▶ _Figure contents as structured data_
>> begin

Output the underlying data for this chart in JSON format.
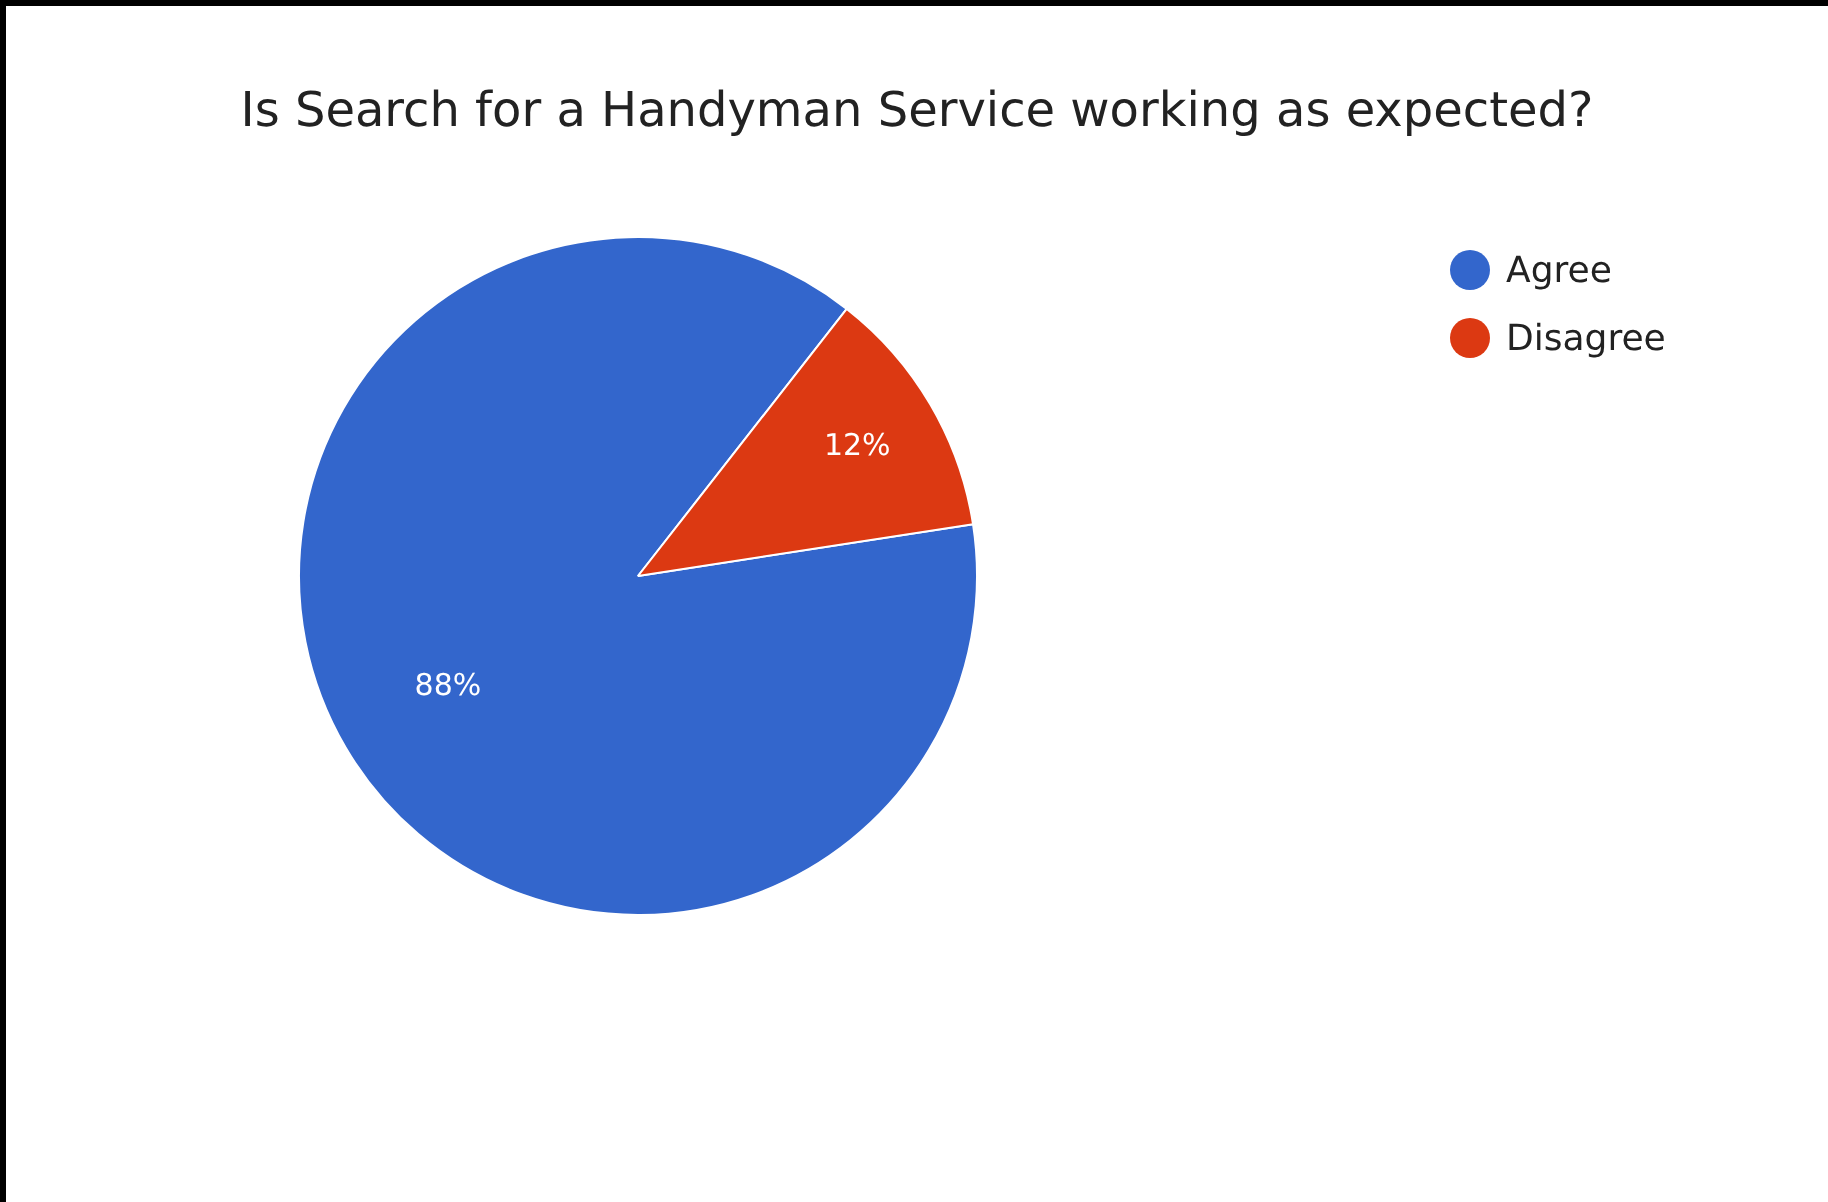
{
  "chart_data": {
    "type": "pie",
    "title": "Is Search for a Handyman Service working as expected?",
    "categories": [
      "Agree",
      "Disagree"
    ],
    "values": [
      88,
      12
    ],
    "colors": [
      "#3366cc",
      "#dc3912"
    ],
    "value_labels": [
      "88%",
      "12%"
    ],
    "legend": "top right"
  }
}
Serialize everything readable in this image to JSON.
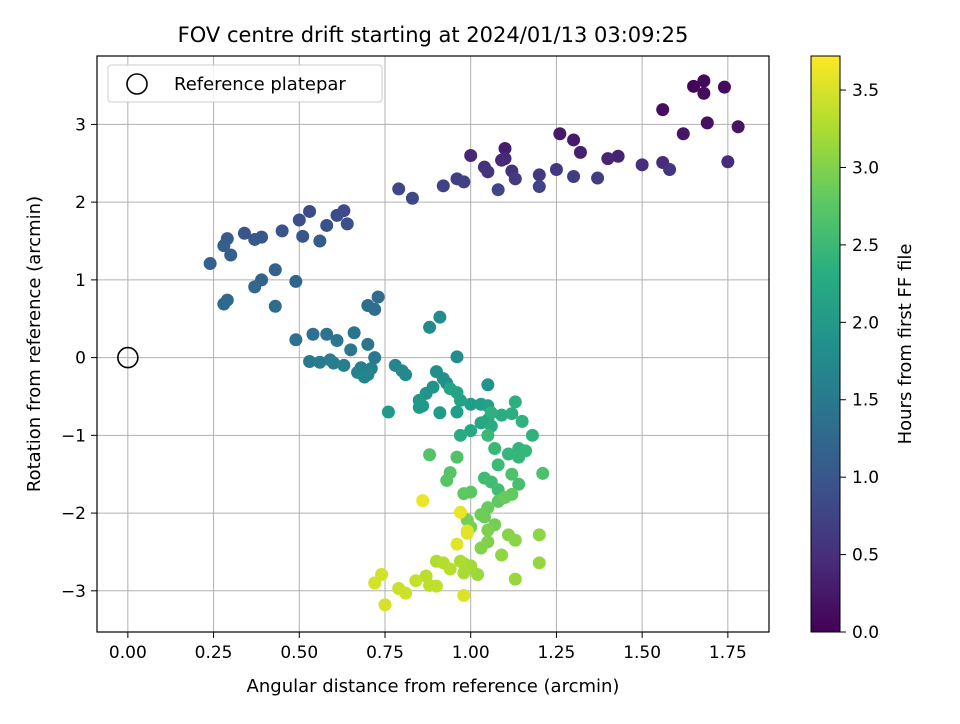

>> end

▶ _EXERCISE_
Repeat every record precisely. Any picture among them stays out of the copy.

▶ _FINISHED TASK_
Output the underlying data for this chart in JSON format.
{
  "chart_data": {
    "type": "pie",
    "title": "Is Search for a Handyman Service working as expected?",
    "categories": [
      "Agree",
      "Disagree"
    ],
    "values": [
      88,
      12
    ],
    "colors": [
      "#3366cc",
      "#dc3912"
    ],
    "value_labels": [
      "88%",
      "12%"
    ],
    "legend": "top right"
  }
}
Serialize everything readable in this image to JSON.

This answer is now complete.